Stored data entries ▸
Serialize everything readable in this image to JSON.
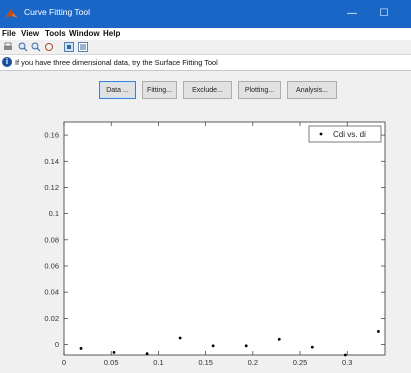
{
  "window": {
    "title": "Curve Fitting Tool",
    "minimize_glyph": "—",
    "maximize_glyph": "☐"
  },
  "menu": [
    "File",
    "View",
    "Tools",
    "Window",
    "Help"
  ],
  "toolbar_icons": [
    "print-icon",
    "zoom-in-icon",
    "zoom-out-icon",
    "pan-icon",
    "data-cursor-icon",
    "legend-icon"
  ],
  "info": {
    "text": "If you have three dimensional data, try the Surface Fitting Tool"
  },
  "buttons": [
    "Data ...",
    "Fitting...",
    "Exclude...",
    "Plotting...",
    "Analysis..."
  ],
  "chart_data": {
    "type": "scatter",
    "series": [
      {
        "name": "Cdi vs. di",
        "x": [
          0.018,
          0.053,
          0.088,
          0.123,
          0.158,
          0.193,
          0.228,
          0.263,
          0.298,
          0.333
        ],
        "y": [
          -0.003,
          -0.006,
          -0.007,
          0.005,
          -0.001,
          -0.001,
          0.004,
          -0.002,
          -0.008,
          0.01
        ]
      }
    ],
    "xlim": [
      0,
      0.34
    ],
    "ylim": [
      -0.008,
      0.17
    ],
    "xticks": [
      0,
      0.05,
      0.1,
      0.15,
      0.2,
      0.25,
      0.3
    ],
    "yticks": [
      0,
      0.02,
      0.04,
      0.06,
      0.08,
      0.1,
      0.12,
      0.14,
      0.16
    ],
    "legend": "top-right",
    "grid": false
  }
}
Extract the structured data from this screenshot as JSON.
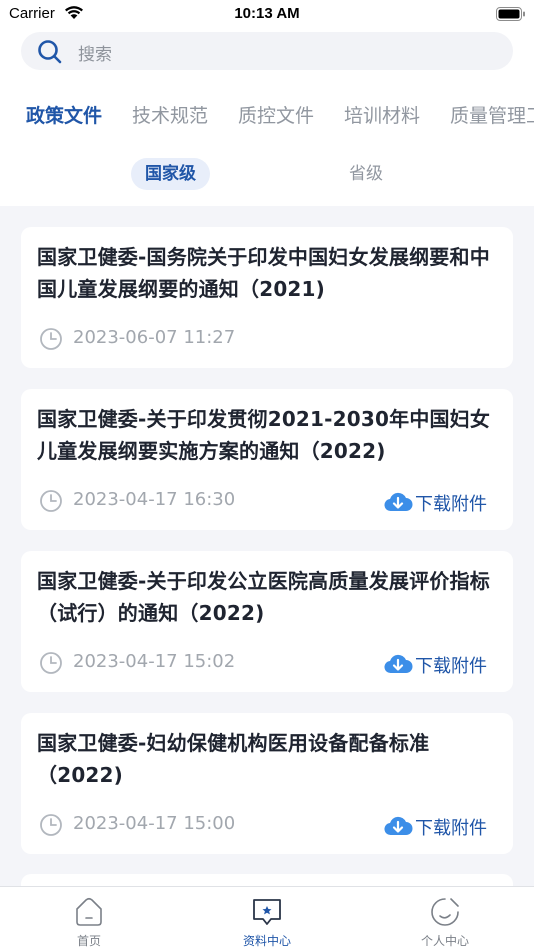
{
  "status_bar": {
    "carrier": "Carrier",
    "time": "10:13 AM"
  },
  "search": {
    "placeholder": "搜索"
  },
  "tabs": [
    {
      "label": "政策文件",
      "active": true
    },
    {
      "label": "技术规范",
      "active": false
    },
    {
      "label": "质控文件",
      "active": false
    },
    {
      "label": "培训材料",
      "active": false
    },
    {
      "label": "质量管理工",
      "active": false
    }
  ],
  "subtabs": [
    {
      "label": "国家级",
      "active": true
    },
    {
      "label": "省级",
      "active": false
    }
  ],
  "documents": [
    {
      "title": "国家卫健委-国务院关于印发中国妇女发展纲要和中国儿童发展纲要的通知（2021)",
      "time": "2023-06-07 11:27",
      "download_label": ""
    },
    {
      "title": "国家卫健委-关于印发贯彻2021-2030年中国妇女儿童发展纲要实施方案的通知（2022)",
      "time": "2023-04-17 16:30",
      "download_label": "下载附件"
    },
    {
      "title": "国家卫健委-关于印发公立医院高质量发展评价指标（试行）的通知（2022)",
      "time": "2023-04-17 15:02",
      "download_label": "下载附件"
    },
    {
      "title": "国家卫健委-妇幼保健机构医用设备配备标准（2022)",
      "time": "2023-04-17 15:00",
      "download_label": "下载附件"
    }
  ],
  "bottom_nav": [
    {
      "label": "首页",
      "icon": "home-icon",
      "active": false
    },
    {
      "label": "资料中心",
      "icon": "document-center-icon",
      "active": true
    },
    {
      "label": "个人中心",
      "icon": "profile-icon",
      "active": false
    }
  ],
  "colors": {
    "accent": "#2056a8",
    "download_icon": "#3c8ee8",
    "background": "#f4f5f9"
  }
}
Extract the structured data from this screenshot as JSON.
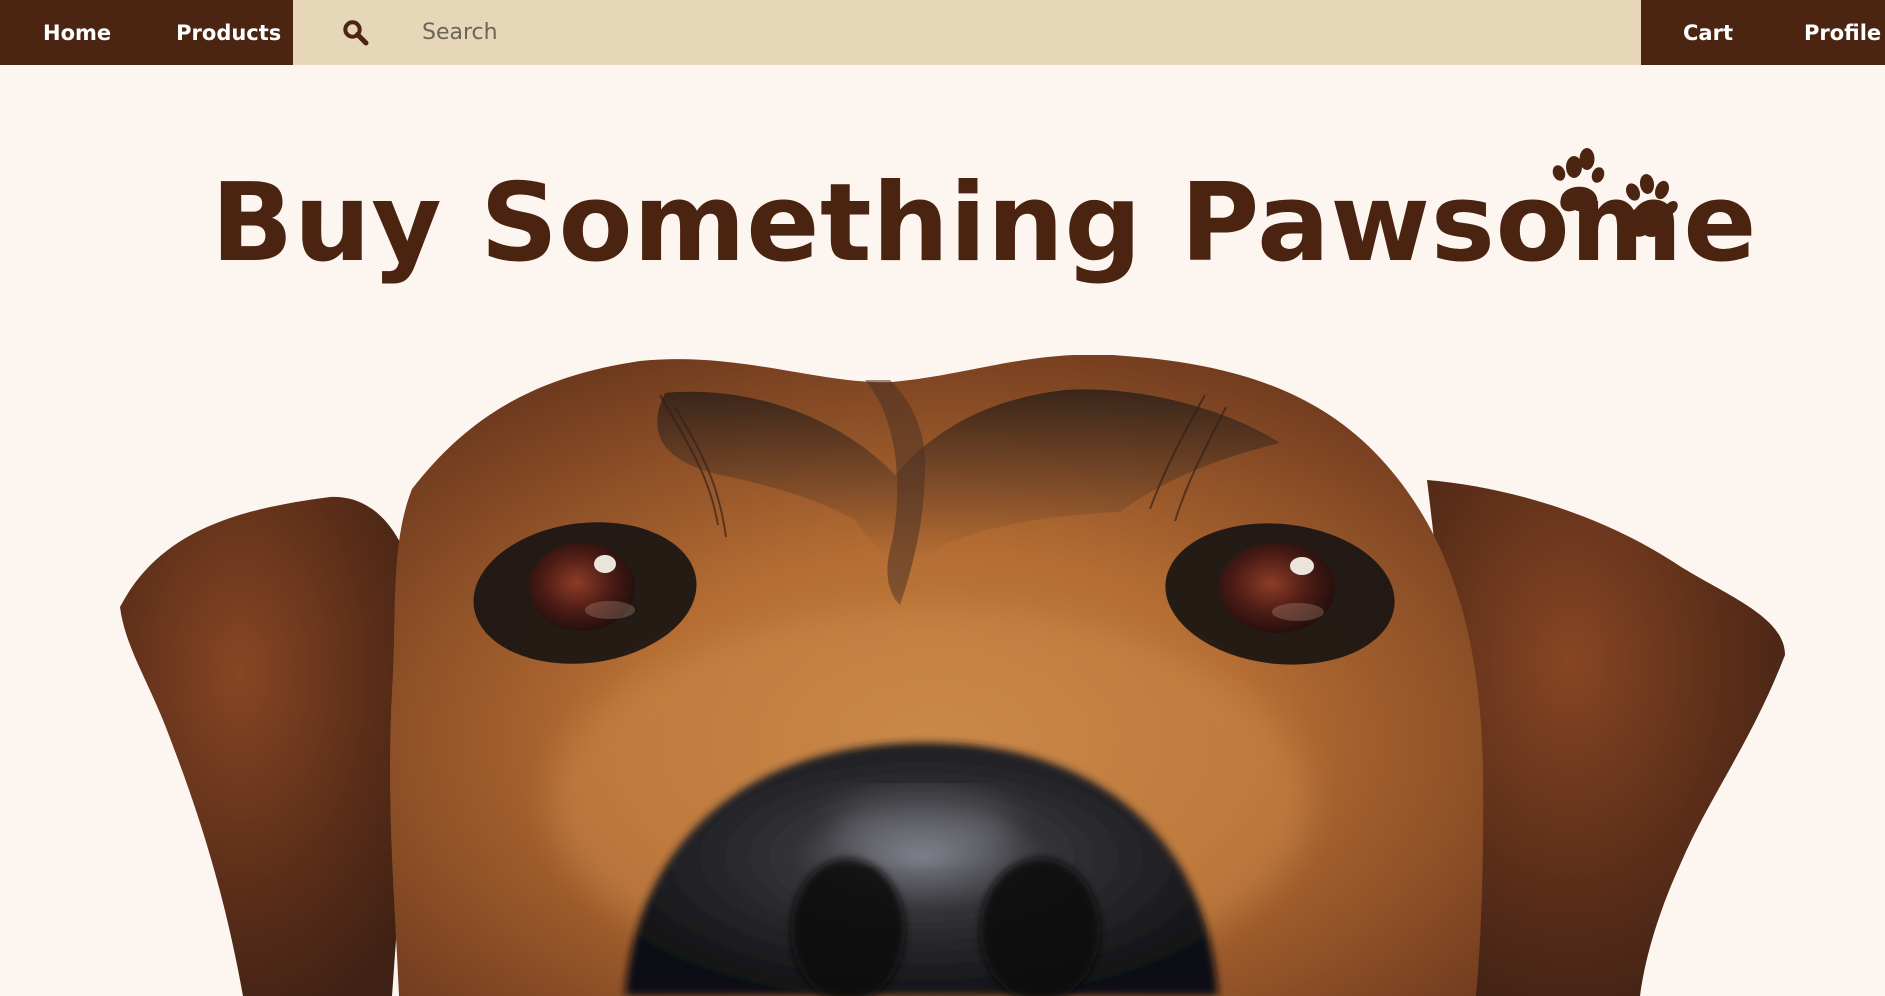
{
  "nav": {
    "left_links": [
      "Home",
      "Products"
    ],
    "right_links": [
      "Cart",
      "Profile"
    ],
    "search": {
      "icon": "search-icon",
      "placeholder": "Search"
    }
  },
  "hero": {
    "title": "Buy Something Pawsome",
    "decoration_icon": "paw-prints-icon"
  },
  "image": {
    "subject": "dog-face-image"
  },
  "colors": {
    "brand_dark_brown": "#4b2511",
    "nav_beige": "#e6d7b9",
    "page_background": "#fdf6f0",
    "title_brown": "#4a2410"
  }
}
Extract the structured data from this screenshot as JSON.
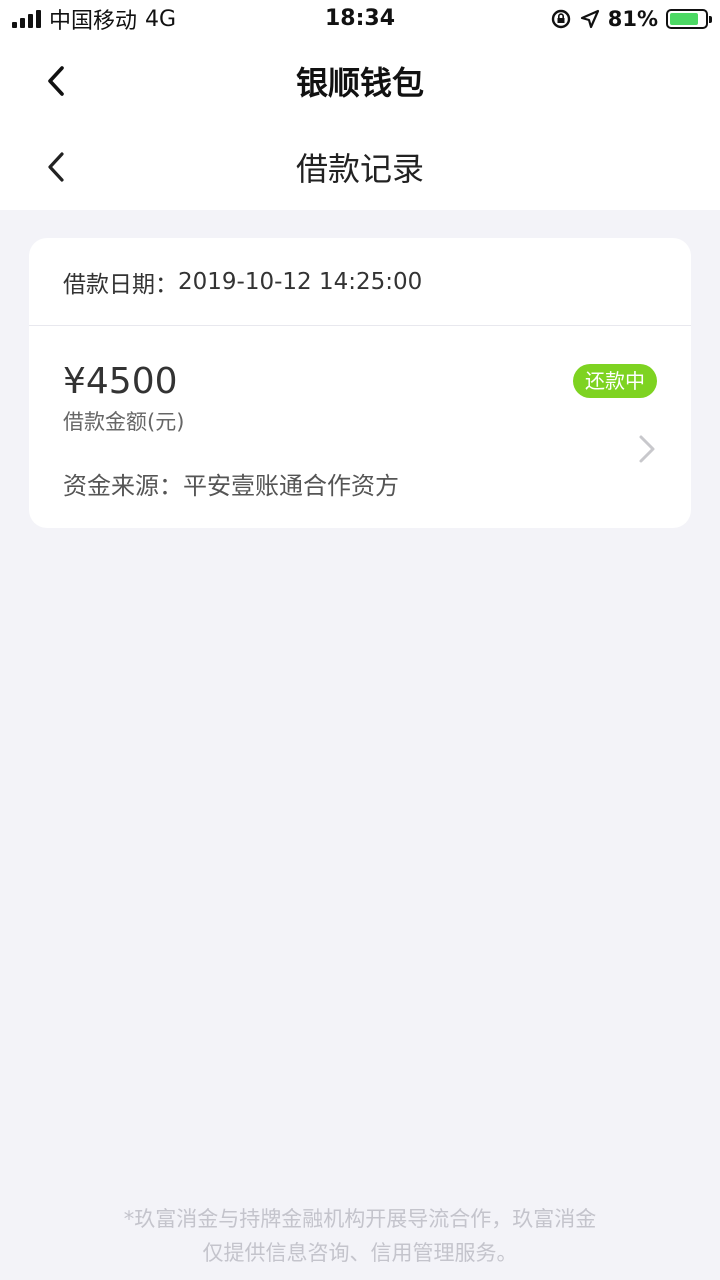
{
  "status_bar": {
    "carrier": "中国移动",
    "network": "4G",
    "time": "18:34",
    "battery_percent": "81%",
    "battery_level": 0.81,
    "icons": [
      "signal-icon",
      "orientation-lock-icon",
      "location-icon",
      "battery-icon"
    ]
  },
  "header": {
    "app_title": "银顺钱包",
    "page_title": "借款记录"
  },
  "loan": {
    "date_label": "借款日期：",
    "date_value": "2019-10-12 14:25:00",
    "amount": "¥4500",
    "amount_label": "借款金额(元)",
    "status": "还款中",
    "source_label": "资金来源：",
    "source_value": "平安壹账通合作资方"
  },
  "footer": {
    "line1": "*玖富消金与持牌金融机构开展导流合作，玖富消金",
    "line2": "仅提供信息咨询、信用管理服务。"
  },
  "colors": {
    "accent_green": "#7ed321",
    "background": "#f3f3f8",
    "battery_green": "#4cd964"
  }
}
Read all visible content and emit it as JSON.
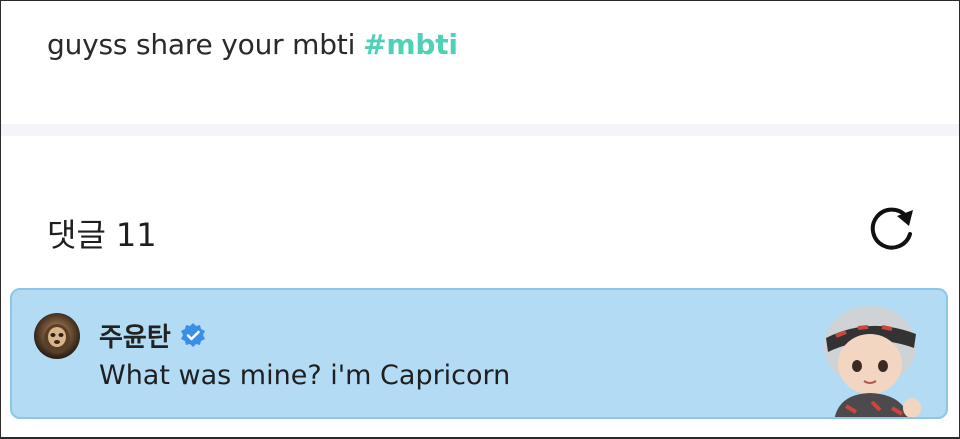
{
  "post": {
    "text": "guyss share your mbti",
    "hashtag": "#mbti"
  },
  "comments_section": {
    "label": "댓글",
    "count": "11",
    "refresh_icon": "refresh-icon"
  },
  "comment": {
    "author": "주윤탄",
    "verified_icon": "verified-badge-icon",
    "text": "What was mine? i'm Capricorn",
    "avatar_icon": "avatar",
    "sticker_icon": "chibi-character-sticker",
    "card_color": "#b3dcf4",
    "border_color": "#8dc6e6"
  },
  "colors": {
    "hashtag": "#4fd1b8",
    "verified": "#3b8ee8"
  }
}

EXERCISE INSTRUCTIONS ▸ The records above are to be reproduced exactly; the pictures are to be left out.

OUTPUT OF THE TASK ▸
Serialize everything readable in this image to JSON.
{
  "window": {
    "title": "Curve Fitting Tool",
    "minimize_glyph": "—",
    "maximize_glyph": "☐"
  },
  "menu": [
    "File",
    "View",
    "Tools",
    "Window",
    "Help"
  ],
  "toolbar_icons": [
    "print-icon",
    "zoom-in-icon",
    "zoom-out-icon",
    "pan-icon",
    "data-cursor-icon",
    "legend-icon"
  ],
  "info": {
    "text": "If you have three dimensional data, try the Surface Fitting Tool"
  },
  "buttons": [
    "Data ...",
    "Fitting...",
    "Exclude...",
    "Plotting...",
    "Analysis..."
  ],
  "chart_data": {
    "type": "scatter",
    "series": [
      {
        "name": "Cdi vs. di",
        "x": [
          0.018,
          0.053,
          0.088,
          0.123,
          0.158,
          0.193,
          0.228,
          0.263,
          0.298,
          0.333
        ],
        "y": [
          -0.003,
          -0.006,
          -0.007,
          0.005,
          -0.001,
          -0.001,
          0.004,
          -0.002,
          -0.008,
          0.01
        ]
      }
    ],
    "xlim": [
      0,
      0.34
    ],
    "ylim": [
      -0.008,
      0.17
    ],
    "xticks": [
      0,
      0.05,
      0.1,
      0.15,
      0.2,
      0.25,
      0.3
    ],
    "yticks": [
      0,
      0.02,
      0.04,
      0.06,
      0.08,
      0.1,
      0.12,
      0.14,
      0.16
    ],
    "legend": "top-right",
    "grid": false
  }
}
Extract the structured data from this screenshot as JSON.
{
  "status_bar": {
    "carrier": "Carrier",
    "time": "10:13 AM"
  },
  "search": {
    "placeholder": "搜索"
  },
  "tabs": [
    {
      "label": "政策文件",
      "active": true
    },
    {
      "label": "技术规范",
      "active": false
    },
    {
      "label": "质控文件",
      "active": false
    },
    {
      "label": "培训材料",
      "active": false
    },
    {
      "label": "质量管理工",
      "active": false
    }
  ],
  "subtabs": [
    {
      "label": "国家级",
      "active": true
    },
    {
      "label": "省级",
      "active": false
    }
  ],
  "documents": [
    {
      "title": "国家卫健委-国务院关于印发中国妇女发展纲要和中国儿童发展纲要的通知（2021)",
      "time": "2023-06-07 11:27",
      "download_label": ""
    },
    {
      "title": "国家卫健委-关于印发贯彻2021-2030年中国妇女儿童发展纲要实施方案的通知（2022)",
      "time": "2023-04-17 16:30",
      "download_label": "下载附件"
    },
    {
      "title": "国家卫健委-关于印发公立医院高质量发展评价指标（试行）的通知（2022)",
      "time": "2023-04-17 15:02",
      "download_label": "下载附件"
    },
    {
      "title": "国家卫健委-妇幼保健机构医用设备配备标准（2022)",
      "time": "2023-04-17 15:00",
      "download_label": "下载附件"
    }
  ],
  "bottom_nav": [
    {
      "label": "首页",
      "icon": "home-icon",
      "active": false
    },
    {
      "label": "资料中心",
      "icon": "document-center-icon",
      "active": true
    },
    {
      "label": "个人中心",
      "icon": "profile-icon",
      "active": false
    }
  ],
  "colors": {
    "accent": "#2056a8",
    "download_icon": "#3c8ee8",
    "background": "#f4f5f9"
  }
}
Extract the structured data from this screenshot as JSON.
{
  "nav": {
    "left_links": [
      "Home",
      "Products"
    ],
    "right_links": [
      "Cart",
      "Profile"
    ],
    "search": {
      "icon": "search-icon",
      "placeholder": "Search"
    }
  },
  "hero": {
    "title": "Buy Something Pawsome",
    "decoration_icon": "paw-prints-icon"
  },
  "image": {
    "subject": "dog-face-image"
  },
  "colors": {
    "brand_dark_brown": "#4b2511",
    "nav_beige": "#e6d7b9",
    "page_background": "#fdf6f0",
    "title_brown": "#4a2410"
  }
}
Extract the structured data from this screenshot as JSON.
{
  "status_bar": {
    "carrier": "中国移动",
    "network": "4G",
    "time": "18:34",
    "battery_percent": "81%",
    "battery_level": 0.81,
    "icons": [
      "signal-icon",
      "orientation-lock-icon",
      "location-icon",
      "battery-icon"
    ]
  },
  "header": {
    "app_title": "银顺钱包",
    "page_title": "借款记录"
  },
  "loan": {
    "date_label": "借款日期：",
    "date_value": "2019-10-12 14:25:00",
    "amount": "¥4500",
    "amount_label": "借款金额(元)",
    "status": "还款中",
    "source_label": "资金来源：",
    "source_value": "平安壹账通合作资方"
  },
  "footer": {
    "line1": "*玖富消金与持牌金融机构开展导流合作，玖富消金",
    "line2": "仅提供信息咨询、信用管理服务。"
  },
  "colors": {
    "accent_green": "#7ed321",
    "background": "#f3f3f8",
    "battery_green": "#4cd964"
  }
}
Read all visible content and emit it as JSON.
{
  "post": {
    "text": "guyss share your mbti",
    "hashtag": "#mbti"
  },
  "comments_section": {
    "label": "댓글",
    "count": "11",
    "refresh_icon": "refresh-icon"
  },
  "comment": {
    "author": "주윤탄",
    "verified_icon": "verified-badge-icon",
    "text": "What was mine? i'm Capricorn",
    "avatar_icon": "avatar",
    "sticker_icon": "chibi-character-sticker",
    "card_color": "#b3dcf4",
    "border_color": "#8dc6e6"
  },
  "colors": {
    "hashtag": "#4fd1b8",
    "verified": "#3b8ee8"
  }
}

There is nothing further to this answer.